DIRECTIONS:
Every record below should be printed exactly as given.

***

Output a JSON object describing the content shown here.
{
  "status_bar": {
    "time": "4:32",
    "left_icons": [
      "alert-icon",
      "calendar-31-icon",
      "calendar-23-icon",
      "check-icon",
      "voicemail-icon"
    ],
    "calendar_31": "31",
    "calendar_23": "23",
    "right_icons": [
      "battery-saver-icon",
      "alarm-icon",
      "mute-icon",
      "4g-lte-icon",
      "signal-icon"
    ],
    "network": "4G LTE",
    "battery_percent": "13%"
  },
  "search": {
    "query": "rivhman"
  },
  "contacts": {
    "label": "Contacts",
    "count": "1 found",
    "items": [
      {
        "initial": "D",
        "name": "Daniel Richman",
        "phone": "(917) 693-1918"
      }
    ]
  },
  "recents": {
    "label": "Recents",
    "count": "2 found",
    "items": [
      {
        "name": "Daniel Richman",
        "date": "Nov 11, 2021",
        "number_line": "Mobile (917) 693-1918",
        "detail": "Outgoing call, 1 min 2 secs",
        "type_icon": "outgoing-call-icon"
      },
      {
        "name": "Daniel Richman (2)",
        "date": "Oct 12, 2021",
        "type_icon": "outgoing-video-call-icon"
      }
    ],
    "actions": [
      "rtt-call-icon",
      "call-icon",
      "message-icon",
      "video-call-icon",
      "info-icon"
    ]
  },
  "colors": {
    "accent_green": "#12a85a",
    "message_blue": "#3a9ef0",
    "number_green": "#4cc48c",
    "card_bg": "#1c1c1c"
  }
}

***

ANSWER TO THIS EXERCISE:
Output a JSON object describing the content shown here.
{
  "status_bar": {
    "time": "4:32",
    "left_icons": [
      "alert-icon",
      "calendar-31-icon",
      "calendar-23-icon",
      "check-icon",
      "voicemail-icon"
    ],
    "calendar_31": "31",
    "calendar_23": "23",
    "right_icons": [
      "battery-saver-icon",
      "alarm-icon",
      "mute-icon",
      "4g-lte-icon",
      "signal-icon"
    ],
    "network": "4G LTE",
    "battery_percent": "13%"
  },
  "search": {
    "query": "rivhman"
  },
  "contacts": {
    "label": "Contacts",
    "count": "1 found",
    "items": [
      {
        "initial": "D",
        "name": "Daniel Richman",
        "phone": "(917) 693-1918"
      }
    ]
  },
  "recents": {
    "label": "Recents",
    "count": "2 found",
    "items": [
      {
        "name": "Daniel Richman",
        "date": "Nov 11, 2021",
        "number_line": "Mobile (917) 693-1918",
        "detail": "Outgoing call, 1 min 2 secs",
        "type_icon": "outgoing-call-icon"
      },
      {
        "name": "Daniel Richman (2)",
        "date": "Oct 12, 2021",
        "type_icon": "outgoing-video-call-icon"
      }
    ],
    "actions": [
      "rtt-call-icon",
      "call-icon",
      "message-icon",
      "video-call-icon",
      "info-icon"
    ]
  },
  "colors": {
    "accent_green": "#12a85a",
    "message_blue": "#3a9ef0",
    "number_green": "#4cc48c",
    "card_bg": "#1c1c1c"
  }
}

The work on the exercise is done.